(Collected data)
------------------------------------------------------------------------

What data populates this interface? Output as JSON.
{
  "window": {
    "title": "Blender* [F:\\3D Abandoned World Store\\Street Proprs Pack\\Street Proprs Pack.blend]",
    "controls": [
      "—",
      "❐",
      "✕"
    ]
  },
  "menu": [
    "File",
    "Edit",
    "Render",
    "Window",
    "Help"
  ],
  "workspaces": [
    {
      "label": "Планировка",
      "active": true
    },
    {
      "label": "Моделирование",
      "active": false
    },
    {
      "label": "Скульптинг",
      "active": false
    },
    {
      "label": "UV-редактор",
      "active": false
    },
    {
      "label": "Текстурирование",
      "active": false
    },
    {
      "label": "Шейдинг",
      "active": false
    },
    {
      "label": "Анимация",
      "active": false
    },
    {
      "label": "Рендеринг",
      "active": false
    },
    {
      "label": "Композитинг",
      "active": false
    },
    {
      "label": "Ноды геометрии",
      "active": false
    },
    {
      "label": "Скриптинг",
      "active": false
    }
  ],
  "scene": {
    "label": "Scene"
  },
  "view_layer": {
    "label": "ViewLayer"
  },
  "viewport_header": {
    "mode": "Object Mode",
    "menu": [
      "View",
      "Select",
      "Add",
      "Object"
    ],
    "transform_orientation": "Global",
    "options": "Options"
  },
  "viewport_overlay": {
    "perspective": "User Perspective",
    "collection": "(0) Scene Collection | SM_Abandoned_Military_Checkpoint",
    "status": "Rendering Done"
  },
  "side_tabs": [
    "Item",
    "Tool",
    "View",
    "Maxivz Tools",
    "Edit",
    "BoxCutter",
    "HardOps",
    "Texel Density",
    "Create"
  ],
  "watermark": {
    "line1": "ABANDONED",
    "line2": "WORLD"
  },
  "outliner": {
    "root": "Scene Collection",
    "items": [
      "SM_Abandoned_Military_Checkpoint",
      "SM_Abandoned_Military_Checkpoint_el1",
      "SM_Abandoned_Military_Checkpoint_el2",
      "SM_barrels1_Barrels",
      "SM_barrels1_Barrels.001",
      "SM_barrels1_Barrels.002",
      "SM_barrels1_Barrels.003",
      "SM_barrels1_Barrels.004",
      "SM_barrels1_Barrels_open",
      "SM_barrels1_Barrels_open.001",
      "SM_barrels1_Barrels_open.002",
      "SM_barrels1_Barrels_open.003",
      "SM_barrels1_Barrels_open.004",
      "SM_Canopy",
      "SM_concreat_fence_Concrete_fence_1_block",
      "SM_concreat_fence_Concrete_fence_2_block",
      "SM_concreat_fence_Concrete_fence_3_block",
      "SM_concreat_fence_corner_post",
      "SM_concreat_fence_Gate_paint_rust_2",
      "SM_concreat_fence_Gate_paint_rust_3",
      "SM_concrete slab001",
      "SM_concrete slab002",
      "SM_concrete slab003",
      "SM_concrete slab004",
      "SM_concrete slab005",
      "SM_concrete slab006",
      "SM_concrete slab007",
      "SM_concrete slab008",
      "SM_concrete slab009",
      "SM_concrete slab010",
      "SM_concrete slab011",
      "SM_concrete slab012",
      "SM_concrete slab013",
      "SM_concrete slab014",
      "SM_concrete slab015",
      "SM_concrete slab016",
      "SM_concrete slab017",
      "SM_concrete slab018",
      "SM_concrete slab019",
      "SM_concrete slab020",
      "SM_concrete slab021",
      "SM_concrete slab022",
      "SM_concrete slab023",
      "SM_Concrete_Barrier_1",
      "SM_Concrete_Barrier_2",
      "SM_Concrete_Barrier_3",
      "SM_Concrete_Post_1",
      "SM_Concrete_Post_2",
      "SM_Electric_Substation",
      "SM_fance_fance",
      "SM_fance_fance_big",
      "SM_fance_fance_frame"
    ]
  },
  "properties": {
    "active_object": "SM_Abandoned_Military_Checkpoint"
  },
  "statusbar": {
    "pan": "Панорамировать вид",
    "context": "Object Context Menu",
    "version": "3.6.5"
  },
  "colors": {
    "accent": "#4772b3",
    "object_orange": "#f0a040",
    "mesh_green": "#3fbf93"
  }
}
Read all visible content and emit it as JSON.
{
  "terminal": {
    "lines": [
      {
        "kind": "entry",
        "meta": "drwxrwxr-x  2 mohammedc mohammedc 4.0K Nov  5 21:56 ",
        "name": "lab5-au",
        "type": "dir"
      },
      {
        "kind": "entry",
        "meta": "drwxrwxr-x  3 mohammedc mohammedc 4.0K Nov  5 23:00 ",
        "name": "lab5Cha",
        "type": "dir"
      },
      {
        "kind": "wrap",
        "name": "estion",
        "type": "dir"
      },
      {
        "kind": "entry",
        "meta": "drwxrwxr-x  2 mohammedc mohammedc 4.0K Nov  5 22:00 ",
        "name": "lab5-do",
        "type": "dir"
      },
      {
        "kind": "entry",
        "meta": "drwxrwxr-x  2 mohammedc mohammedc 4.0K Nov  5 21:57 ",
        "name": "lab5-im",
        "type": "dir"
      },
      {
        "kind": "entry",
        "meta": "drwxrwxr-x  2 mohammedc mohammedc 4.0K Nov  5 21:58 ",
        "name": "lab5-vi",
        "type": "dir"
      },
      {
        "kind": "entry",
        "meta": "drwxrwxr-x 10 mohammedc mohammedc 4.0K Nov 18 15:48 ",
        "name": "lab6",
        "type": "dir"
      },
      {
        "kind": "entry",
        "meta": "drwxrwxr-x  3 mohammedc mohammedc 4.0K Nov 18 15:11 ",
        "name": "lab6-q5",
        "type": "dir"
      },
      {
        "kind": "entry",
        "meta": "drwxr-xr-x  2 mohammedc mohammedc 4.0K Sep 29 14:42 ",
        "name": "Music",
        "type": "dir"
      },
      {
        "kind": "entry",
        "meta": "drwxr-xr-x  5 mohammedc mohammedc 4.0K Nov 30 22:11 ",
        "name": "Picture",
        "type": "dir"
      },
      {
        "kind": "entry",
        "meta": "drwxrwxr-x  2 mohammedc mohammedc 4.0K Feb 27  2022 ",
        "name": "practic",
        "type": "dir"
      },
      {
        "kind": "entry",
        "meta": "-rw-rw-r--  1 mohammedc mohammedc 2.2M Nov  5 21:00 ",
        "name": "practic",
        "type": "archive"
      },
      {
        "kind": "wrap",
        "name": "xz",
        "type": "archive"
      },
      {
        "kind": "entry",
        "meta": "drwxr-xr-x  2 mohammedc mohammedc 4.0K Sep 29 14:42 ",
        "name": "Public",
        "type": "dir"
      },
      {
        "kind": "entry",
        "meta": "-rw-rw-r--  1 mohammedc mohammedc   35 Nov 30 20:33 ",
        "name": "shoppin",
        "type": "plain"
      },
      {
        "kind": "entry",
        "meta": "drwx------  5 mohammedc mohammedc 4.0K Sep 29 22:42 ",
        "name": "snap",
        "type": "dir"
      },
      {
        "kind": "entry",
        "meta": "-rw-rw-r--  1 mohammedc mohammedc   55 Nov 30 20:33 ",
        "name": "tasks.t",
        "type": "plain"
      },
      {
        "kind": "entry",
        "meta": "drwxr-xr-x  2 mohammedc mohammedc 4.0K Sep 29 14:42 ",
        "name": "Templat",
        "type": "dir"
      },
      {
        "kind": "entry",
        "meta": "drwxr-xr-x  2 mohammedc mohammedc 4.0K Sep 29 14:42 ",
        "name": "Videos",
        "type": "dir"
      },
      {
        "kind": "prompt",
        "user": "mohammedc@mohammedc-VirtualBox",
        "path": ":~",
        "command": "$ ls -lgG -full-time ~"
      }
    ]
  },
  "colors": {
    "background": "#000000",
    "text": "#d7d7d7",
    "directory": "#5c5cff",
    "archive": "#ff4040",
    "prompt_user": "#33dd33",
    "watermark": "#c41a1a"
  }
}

------------------------------------------------------------------------

### WHAT YOU WILL DO
Extract, word for word, each line of the listing above.

### ANSWER FOR THIS EXERCISE
What data populates this interface? Output as JSON.
{
  "window": {
    "title": "Blender* [F:\\3D Abandoned World Store\\Street Proprs Pack\\Street Proprs Pack.blend]",
    "controls": [
      "—",
      "❐",
      "✕"
    ]
  },
  "menu": [
    "File",
    "Edit",
    "Render",
    "Window",
    "Help"
  ],
  "workspaces": [
    {
      "label": "Планировка",
      "active": true
    },
    {
      "label": "Моделирование",
      "active": false
    },
    {
      "label": "Скульптинг",
      "active": false
    },
    {
      "label": "UV-редактор",
      "active": false
    },
    {
      "label": "Текстурирование",
      "active": false
    },
    {
      "label": "Шейдинг",
      "active": false
    },
    {
      "label": "Анимация",
      "active": false
    },
    {
      "label": "Рендеринг",
      "active": false
    },
    {
      "label": "Композитинг",
      "active": false
    },
    {
      "label": "Ноды геометрии",
      "active": false
    },
    {
      "label": "Скриптинг",
      "active": false
    }
  ],
  "scene": {
    "label": "Scene"
  },
  "view_layer": {
    "label": "ViewLayer"
  },
  "viewport_header": {
    "mode": "Object Mode",
    "menu": [
      "View",
      "Select",
      "Add",
      "Object"
    ],
    "transform_orientation": "Global",
    "options": "Options"
  },
  "viewport_overlay": {
    "perspective": "User Perspective",
    "collection": "(0) Scene Collection | SM_Abandoned_Military_Checkpoint",
    "status": "Rendering Done"
  },
  "side_tabs": [
    "Item",
    "Tool",
    "View",
    "Maxivz Tools",
    "Edit",
    "BoxCutter",
    "HardOps",
    "Texel Density",
    "Create"
  ],
  "watermark": {
    "line1": "ABANDONED",
    "line2": "WORLD"
  },
  "outliner": {
    "root": "Scene Collection",
    "items": [
      "SM_Abandoned_Military_Checkpoint",
      "SM_Abandoned_Military_Checkpoint_el1",
      "SM_Abandoned_Military_Checkpoint_el2",
      "SM_barrels1_Barrels",
      "SM_barrels1_Barrels.001",
      "SM_barrels1_Barrels.002",
      "SM_barrels1_Barrels.003",
      "SM_barrels1_Barrels.004",
      "SM_barrels1_Barrels_open",
      "SM_barrels1_Barrels_open.001",
      "SM_barrels1_Barrels_open.002",
      "SM_barrels1_Barrels_open.003",
      "SM_barrels1_Barrels_open.004",
      "SM_Canopy",
      "SM_concreat_fence_Concrete_fence_1_block",
      "SM_concreat_fence_Concrete_fence_2_block",
      "SM_concreat_fence_Concrete_fence_3_block",
      "SM_concreat_fence_corner_post",
      "SM_concreat_fence_Gate_paint_rust_2",
      "SM_concreat_fence_Gate_paint_rust_3",
      "SM_concrete slab001",
      "SM_concrete slab002",
      "SM_concrete slab003",
      "SM_concrete slab004",
      "SM_concrete slab005",
      "SM_concrete slab006",
      "SM_concrete slab007",
      "SM_concrete slab008",
      "SM_concrete slab009",
      "SM_concrete slab010",
      "SM_concrete slab011",
      "SM_concrete slab012",
      "SM_concrete slab013",
      "SM_concrete slab014",
      "SM_concrete slab015",
      "SM_concrete slab016",
      "SM_concrete slab017",
      "SM_concrete slab018",
      "SM_concrete slab019",
      "SM_concrete slab020",
      "SM_concrete slab021",
      "SM_concrete slab022",
      "SM_concrete slab023",
      "SM_Concrete_Barrier_1",
      "SM_Concrete_Barrier_2",
      "SM_Concrete_Barrier_3",
      "SM_Concrete_Post_1",
      "SM_Concrete_Post_2",
      "SM_Electric_Substation",
      "SM_fance_fance",
      "SM_fance_fance_big",
      "SM_fance_fance_frame"
    ]
  },
  "properties": {
    "active_object": "SM_Abandoned_Military_Checkpoint"
  },
  "statusbar": {
    "pan": "Панорамировать вид",
    "context": "Object Context Menu",
    "version": "3.6.5"
  },
  "colors": {
    "accent": "#4772b3",
    "object_orange": "#f0a040",
    "mesh_green": "#3fbf93"
  }
}
Read all visible content and emit it as JSON.
{
  "terminal": {
    "lines": [
      {
        "kind": "entry",
        "meta": "drwxrwxr-x  2 mohammedc mohammedc 4.0K Nov  5 21:56 ",
        "name": "lab5-au",
        "type": "dir"
      },
      {
        "kind": "entry",
        "meta": "drwxrwxr-x  3 mohammedc mohammedc 4.0K Nov  5 23:00 ",
        "name": "lab5Cha",
        "type": "dir"
      },
      {
        "kind": "wrap",
        "name": "estion",
        "type": "dir"
      },
      {
        "kind": "entry",
        "meta": "drwxrwxr-x  2 mohammedc mohammedc 4.0K Nov  5 22:00 ",
        "name": "lab5-do",
        "type": "dir"
      },
      {
        "kind": "entry",
        "meta": "drwxrwxr-x  2 mohammedc mohammedc 4.0K Nov  5 21:57 ",
        "name": "lab5-im",
        "type": "dir"
      },
      {
        "kind": "entry",
        "meta": "drwxrwxr-x  2 mohammedc mohammedc 4.0K Nov  5 21:58 ",
        "name": "lab5-vi",
        "type": "dir"
      },
      {
        "kind": "entry",
        "meta": "drwxrwxr-x 10 mohammedc mohammedc 4.0K Nov 18 15:48 ",
        "name": "lab6",
        "type": "dir"
      },
      {
        "kind": "entry",
        "meta": "drwxrwxr-x  3 mohammedc mohammedc 4.0K Nov 18 15:11 ",
        "name": "lab6-q5",
        "type": "dir"
      },
      {
        "kind": "entry",
        "meta": "drwxr-xr-x  2 mohammedc mohammedc 4.0K Sep 29 14:42 ",
        "name": "Music",
        "type": "dir"
      },
      {
        "kind": "entry",
        "meta": "drwxr-xr-x  5 mohammedc mohammedc 4.0K Nov 30 22:11 ",
        "name": "Picture",
        "type": "dir"
      },
      {
        "kind": "entry",
        "meta": "drwxrwxr-x  2 mohammedc mohammedc 4.0K Feb 27  2022 ",
        "name": "practic",
        "type": "dir"
      },
      {
        "kind": "entry",
        "meta": "-rw-rw-r--  1 mohammedc mohammedc 2.2M Nov  5 21:00 ",
        "name": "practic",
        "type": "archive"
      },
      {
        "kind": "wrap",
        "name": "xz",
        "type": "archive"
      },
      {
        "kind": "entry",
        "meta": "drwxr-xr-x  2 mohammedc mohammedc 4.0K Sep 29 14:42 ",
        "name": "Public",
        "type": "dir"
      },
      {
        "kind": "entry",
        "meta": "-rw-rw-r--  1 mohammedc mohammedc   35 Nov 30 20:33 ",
        "name": "shoppin",
        "type": "plain"
      },
      {
        "kind": "entry",
        "meta": "drwx------  5 mohammedc mohammedc 4.0K Sep 29 22:42 ",
        "name": "snap",
        "type": "dir"
      },
      {
        "kind": "entry",
        "meta": "-rw-rw-r--  1 mohammedc mohammedc   55 Nov 30 20:33 ",
        "name": "tasks.t",
        "type": "plain"
      },
      {
        "kind": "entry",
        "meta": "drwxr-xr-x  2 mohammedc mohammedc 4.0K Sep 29 14:42 ",
        "name": "Templat",
        "type": "dir"
      },
      {
        "kind": "entry",
        "meta": "drwxr-xr-x  2 mohammedc mohammedc 4.0K Sep 29 14:42 ",
        "name": "Videos",
        "type": "dir"
      },
      {
        "kind": "prompt",
        "user": "mohammedc@mohammedc-VirtualBox",
        "path": ":~",
        "command": "$ ls -lgG -full-time ~"
      }
    ]
  },
  "colors": {
    "background": "#000000",
    "text": "#d7d7d7",
    "directory": "#5c5cff",
    "archive": "#ff4040",
    "prompt_user": "#33dd33",
    "watermark": "#c41a1a"
  }
}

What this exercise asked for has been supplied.